-- Start of MATERIAL FOR THIS TASK --
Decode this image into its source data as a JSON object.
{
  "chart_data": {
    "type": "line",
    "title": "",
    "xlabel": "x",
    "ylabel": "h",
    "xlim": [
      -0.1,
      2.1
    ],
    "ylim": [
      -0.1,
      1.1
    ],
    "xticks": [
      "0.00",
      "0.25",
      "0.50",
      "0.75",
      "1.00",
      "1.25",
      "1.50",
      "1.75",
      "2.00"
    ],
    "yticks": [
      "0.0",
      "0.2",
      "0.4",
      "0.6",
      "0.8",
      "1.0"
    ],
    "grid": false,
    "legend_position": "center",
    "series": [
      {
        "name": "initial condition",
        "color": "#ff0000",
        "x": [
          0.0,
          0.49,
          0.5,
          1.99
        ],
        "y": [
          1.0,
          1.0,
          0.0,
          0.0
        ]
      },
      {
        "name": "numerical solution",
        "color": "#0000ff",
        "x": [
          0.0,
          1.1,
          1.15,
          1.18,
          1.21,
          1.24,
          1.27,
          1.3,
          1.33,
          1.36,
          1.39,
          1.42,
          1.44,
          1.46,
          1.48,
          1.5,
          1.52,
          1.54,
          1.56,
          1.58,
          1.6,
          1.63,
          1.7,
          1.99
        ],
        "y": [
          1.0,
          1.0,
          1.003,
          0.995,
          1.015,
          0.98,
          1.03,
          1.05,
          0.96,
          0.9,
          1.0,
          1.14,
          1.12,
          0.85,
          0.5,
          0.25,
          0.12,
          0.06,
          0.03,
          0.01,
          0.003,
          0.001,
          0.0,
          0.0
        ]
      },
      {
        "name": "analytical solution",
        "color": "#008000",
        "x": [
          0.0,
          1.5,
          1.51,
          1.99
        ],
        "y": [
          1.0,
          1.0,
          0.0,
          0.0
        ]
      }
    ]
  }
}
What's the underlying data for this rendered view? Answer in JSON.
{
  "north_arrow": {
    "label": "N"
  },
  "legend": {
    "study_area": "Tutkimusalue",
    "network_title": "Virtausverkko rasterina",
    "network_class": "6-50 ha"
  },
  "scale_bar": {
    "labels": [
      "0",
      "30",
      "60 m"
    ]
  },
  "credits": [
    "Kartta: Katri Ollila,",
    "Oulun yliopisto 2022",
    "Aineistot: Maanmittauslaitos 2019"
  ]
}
-- End of MATERIAL FOR THIS TASK --
EXERCISE DESCRIPTION —
Search the data for the string "JSON". List each line that has it.

OUTPUT BELOW —
Decode this image into its source data as a JSON object.
What's the underlying data for this rendered view? Answer in JSON.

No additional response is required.